▸ **TASK**
Tally the lines that contain "Aura" and report the total alone.

Stored data entries:

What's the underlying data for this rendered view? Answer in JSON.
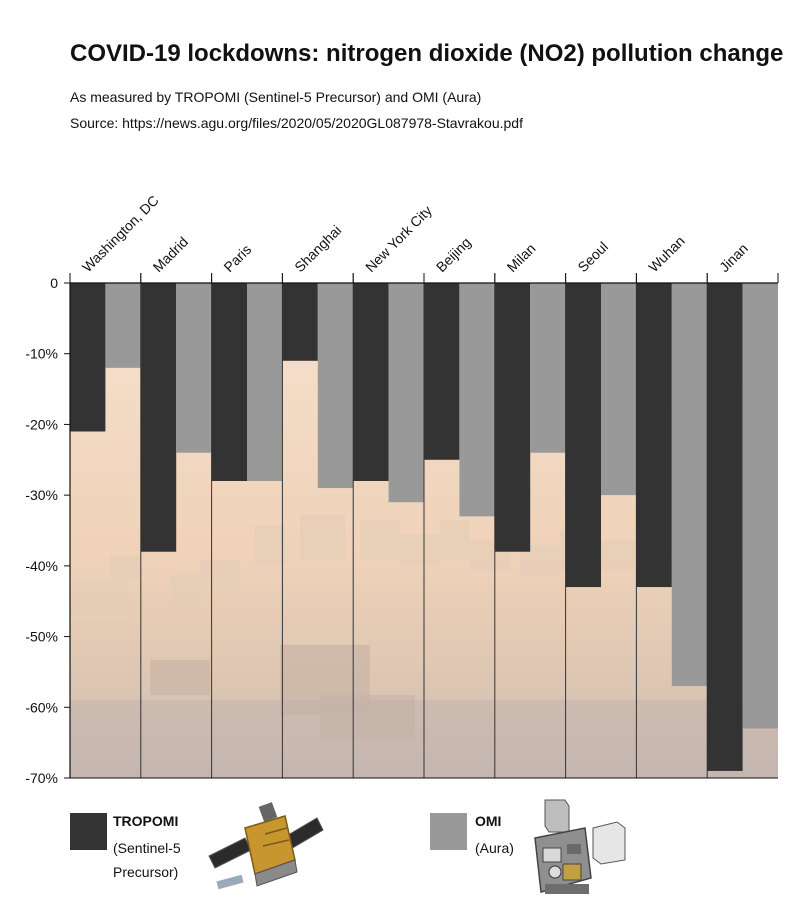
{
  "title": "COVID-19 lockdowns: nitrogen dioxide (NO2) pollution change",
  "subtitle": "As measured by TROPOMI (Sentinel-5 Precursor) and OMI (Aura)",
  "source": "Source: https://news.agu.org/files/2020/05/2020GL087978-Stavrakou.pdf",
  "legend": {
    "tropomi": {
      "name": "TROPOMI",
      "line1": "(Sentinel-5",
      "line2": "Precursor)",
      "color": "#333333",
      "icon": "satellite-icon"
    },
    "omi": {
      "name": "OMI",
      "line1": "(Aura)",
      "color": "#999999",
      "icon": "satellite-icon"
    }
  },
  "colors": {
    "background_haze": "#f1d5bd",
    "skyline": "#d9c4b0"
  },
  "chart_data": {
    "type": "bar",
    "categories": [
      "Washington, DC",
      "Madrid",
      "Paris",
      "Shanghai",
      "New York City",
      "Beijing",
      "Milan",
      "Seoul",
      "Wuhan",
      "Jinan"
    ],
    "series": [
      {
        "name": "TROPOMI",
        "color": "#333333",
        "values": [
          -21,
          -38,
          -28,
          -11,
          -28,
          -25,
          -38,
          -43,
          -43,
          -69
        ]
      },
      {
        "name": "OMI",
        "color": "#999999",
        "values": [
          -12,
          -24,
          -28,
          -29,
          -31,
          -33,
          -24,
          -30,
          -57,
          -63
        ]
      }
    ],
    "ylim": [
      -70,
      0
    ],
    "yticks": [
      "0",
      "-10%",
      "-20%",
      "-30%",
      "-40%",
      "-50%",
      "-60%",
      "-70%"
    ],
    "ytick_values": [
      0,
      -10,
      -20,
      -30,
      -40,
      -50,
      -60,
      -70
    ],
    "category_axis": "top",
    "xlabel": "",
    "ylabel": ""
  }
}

▸ **RESULT OF THIS TASK**
2